* _PROVIDED DATA_:
— START —
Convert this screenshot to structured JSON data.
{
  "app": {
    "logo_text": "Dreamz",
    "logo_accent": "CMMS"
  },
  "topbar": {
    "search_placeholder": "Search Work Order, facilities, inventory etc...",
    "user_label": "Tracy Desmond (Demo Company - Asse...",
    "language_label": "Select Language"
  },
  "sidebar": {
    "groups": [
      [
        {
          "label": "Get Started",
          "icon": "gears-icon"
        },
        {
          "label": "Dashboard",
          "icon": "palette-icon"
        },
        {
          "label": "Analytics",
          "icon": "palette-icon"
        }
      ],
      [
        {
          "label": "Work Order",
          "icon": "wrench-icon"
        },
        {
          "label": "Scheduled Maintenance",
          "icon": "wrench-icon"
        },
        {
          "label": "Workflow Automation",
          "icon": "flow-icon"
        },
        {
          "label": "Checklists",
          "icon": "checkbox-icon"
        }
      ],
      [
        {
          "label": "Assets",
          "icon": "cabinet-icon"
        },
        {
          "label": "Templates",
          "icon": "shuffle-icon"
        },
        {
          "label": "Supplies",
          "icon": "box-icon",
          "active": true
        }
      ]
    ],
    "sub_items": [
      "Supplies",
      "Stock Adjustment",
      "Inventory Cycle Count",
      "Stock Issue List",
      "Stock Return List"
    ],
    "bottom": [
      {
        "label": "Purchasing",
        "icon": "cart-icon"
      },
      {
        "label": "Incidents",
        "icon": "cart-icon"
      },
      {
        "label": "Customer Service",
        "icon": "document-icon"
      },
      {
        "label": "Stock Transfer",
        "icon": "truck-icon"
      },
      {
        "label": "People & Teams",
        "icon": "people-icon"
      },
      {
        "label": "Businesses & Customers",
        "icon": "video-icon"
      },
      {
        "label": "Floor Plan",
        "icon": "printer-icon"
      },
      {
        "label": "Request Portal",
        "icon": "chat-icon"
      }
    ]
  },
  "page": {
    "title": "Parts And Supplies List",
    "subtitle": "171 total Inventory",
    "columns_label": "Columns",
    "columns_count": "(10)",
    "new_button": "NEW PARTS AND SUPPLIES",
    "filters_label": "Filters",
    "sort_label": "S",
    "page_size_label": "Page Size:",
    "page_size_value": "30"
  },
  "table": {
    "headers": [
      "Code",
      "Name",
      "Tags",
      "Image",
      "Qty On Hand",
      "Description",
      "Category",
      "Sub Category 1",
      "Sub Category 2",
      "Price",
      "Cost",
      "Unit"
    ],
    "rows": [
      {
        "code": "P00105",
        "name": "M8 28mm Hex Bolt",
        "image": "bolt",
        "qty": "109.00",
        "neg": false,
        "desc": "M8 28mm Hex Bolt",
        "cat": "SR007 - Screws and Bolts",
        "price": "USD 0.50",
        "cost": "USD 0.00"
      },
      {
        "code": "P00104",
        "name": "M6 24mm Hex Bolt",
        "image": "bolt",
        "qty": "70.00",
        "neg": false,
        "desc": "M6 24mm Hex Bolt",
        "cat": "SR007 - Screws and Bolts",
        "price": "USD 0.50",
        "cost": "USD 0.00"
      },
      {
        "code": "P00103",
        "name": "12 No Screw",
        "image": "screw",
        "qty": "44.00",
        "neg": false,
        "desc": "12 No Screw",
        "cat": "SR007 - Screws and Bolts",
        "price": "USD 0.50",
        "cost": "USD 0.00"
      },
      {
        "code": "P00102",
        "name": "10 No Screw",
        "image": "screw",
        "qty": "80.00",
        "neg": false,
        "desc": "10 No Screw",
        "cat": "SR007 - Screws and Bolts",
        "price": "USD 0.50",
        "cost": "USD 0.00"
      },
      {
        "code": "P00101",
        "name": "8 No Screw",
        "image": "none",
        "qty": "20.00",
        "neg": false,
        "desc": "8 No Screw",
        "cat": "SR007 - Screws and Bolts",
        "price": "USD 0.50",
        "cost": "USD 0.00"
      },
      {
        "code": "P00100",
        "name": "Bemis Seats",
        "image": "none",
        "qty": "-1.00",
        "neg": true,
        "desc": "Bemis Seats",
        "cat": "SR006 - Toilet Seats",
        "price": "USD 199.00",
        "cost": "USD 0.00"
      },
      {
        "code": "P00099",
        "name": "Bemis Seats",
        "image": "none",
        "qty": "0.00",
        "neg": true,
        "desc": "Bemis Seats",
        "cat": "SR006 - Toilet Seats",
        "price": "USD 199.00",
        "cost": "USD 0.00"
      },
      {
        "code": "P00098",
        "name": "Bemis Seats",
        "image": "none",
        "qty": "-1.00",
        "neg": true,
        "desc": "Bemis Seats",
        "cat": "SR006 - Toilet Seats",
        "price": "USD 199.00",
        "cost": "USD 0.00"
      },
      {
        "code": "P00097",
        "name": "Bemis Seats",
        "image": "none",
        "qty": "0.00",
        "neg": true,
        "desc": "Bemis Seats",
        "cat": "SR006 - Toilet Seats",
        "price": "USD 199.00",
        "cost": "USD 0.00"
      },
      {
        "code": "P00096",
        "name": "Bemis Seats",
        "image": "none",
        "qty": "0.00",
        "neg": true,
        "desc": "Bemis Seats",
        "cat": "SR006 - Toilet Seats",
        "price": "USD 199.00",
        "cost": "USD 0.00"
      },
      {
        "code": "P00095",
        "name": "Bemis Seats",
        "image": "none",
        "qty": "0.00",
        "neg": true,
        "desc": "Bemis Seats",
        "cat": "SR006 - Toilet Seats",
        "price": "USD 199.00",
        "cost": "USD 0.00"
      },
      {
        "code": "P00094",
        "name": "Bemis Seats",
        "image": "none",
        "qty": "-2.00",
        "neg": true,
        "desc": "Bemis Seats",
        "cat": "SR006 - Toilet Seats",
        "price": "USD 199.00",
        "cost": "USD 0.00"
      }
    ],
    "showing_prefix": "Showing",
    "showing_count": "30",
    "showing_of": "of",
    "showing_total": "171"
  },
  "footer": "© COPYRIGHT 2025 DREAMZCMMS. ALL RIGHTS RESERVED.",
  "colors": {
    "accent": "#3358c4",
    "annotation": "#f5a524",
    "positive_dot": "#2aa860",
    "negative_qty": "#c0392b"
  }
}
— END —
Each line of the listing should be echoed back exactly.

* _EXPECTED OUTPUT_:
Convert this screenshot to structured JSON data.
{
  "app": {
    "logo_text": "Dreamz",
    "logo_accent": "CMMS"
  },
  "topbar": {
    "search_placeholder": "Search Work Order, facilities, inventory etc...",
    "user_label": "Tracy Desmond (Demo Company - Asse...",
    "language_label": "Select Language"
  },
  "sidebar": {
    "groups": [
      [
        {
          "label": "Get Started",
          "icon": "gears-icon"
        },
        {
          "label": "Dashboard",
          "icon": "palette-icon"
        },
        {
          "label": "Analytics",
          "icon": "palette-icon"
        }
      ],
      [
        {
          "label": "Work Order",
          "icon": "wrench-icon"
        },
        {
          "label": "Scheduled Maintenance",
          "icon": "wrench-icon"
        },
        {
          "label": "Workflow Automation",
          "icon": "flow-icon"
        },
        {
          "label": "Checklists",
          "icon": "checkbox-icon"
        }
      ],
      [
        {
          "label": "Assets",
          "icon": "cabinet-icon"
        },
        {
          "label": "Templates",
          "icon": "shuffle-icon"
        },
        {
          "label": "Supplies",
          "icon": "box-icon",
          "active": true
        }
      ]
    ],
    "sub_items": [
      "Supplies",
      "Stock Adjustment",
      "Inventory Cycle Count",
      "Stock Issue List",
      "Stock Return List"
    ],
    "bottom": [
      {
        "label": "Purchasing",
        "icon": "cart-icon"
      },
      {
        "label": "Incidents",
        "icon": "cart-icon"
      },
      {
        "label": "Customer Service",
        "icon": "document-icon"
      },
      {
        "label": "Stock Transfer",
        "icon": "truck-icon"
      },
      {
        "label": "People & Teams",
        "icon": "people-icon"
      },
      {
        "label": "Businesses & Customers",
        "icon": "video-icon"
      },
      {
        "label": "Floor Plan",
        "icon": "printer-icon"
      },
      {
        "label": "Request Portal",
        "icon": "chat-icon"
      }
    ]
  },
  "page": {
    "title": "Parts And Supplies List",
    "subtitle": "171 total Inventory",
    "columns_label": "Columns",
    "columns_count": "(10)",
    "new_button": "NEW PARTS AND SUPPLIES",
    "filters_label": "Filters",
    "sort_label": "S",
    "page_size_label": "Page Size:",
    "page_size_value": "30"
  },
  "table": {
    "headers": [
      "Code",
      "Name",
      "Tags",
      "Image",
      "Qty On Hand",
      "Description",
      "Category",
      "Sub Category 1",
      "Sub Category 2",
      "Price",
      "Cost",
      "Unit"
    ],
    "rows": [
      {
        "code": "P00105",
        "name": "M8 28mm Hex Bolt",
        "image": "bolt",
        "qty": "109.00",
        "neg": false,
        "desc": "M8 28mm Hex Bolt",
        "cat": "SR007 - Screws and Bolts",
        "price": "USD 0.50",
        "cost": "USD 0.00"
      },
      {
        "code": "P00104",
        "name": "M6 24mm Hex Bolt",
        "image": "bolt",
        "qty": "70.00",
        "neg": false,
        "desc": "M6 24mm Hex Bolt",
        "cat": "SR007 - Screws and Bolts",
        "price": "USD 0.50",
        "cost": "USD 0.00"
      },
      {
        "code": "P00103",
        "name": "12 No Screw",
        "image": "screw",
        "qty": "44.00",
        "neg": false,
        "desc": "12 No Screw",
        "cat": "SR007 - Screws and Bolts",
        "price": "USD 0.50",
        "cost": "USD 0.00"
      },
      {
        "code": "P00102",
        "name": "10 No Screw",
        "image": "screw",
        "qty": "80.00",
        "neg": false,
        "desc": "10 No Screw",
        "cat": "SR007 - Screws and Bolts",
        "price": "USD 0.50",
        "cost": "USD 0.00"
      },
      {
        "code": "P00101",
        "name": "8 No Screw",
        "image": "none",
        "qty": "20.00",
        "neg": false,
        "desc": "8 No Screw",
        "cat": "SR007 - Screws and Bolts",
        "price": "USD 0.50",
        "cost": "USD 0.00"
      },
      {
        "code": "P00100",
        "name": "Bemis Seats",
        "image": "none",
        "qty": "-1.00",
        "neg": true,
        "desc": "Bemis Seats",
        "cat": "SR006 - Toilet Seats",
        "price": "USD 199.00",
        "cost": "USD 0.00"
      },
      {
        "code": "P00099",
        "name": "Bemis Seats",
        "image": "none",
        "qty": "0.00",
        "neg": true,
        "desc": "Bemis Seats",
        "cat": "SR006 - Toilet Seats",
        "price": "USD 199.00",
        "cost": "USD 0.00"
      },
      {
        "code": "P00098",
        "name": "Bemis Seats",
        "image": "none",
        "qty": "-1.00",
        "neg": true,
        "desc": "Bemis Seats",
        "cat": "SR006 - Toilet Seats",
        "price": "USD 199.00",
        "cost": "USD 0.00"
      },
      {
        "code": "P00097",
        "name": "Bemis Seats",
        "image": "none",
        "qty": "0.00",
        "neg": true,
        "desc": "Bemis Seats",
        "cat": "SR006 - Toilet Seats",
        "price": "USD 199.00",
        "cost": "USD 0.00"
      },
      {
        "code": "P00096",
        "name": "Bemis Seats",
        "image": "none",
        "qty": "0.00",
        "neg": true,
        "desc": "Bemis Seats",
        "cat": "SR006 - Toilet Seats",
        "price": "USD 199.00",
        "cost": "USD 0.00"
      },
      {
        "code": "P00095",
        "name": "Bemis Seats",
        "image": "none",
        "qty": "0.00",
        "neg": true,
        "desc": "Bemis Seats",
        "cat": "SR006 - Toilet Seats",
        "price": "USD 199.00",
        "cost": "USD 0.00"
      },
      {
        "code": "P00094",
        "name": "Bemis Seats",
        "image": "none",
        "qty": "-2.00",
        "neg": true,
        "desc": "Bemis Seats",
        "cat": "SR006 - Toilet Seats",
        "price": "USD 199.00",
        "cost": "USD 0.00"
      }
    ],
    "showing_prefix": "Showing",
    "showing_count": "30",
    "showing_of": "of",
    "showing_total": "171"
  },
  "footer": "© COPYRIGHT 2025 DREAMZCMMS. ALL RIGHTS RESERVED.",
  "colors": {
    "accent": "#3358c4",
    "annotation": "#f5a524",
    "positive_dot": "#2aa860",
    "negative_qty": "#c0392b"
  }
}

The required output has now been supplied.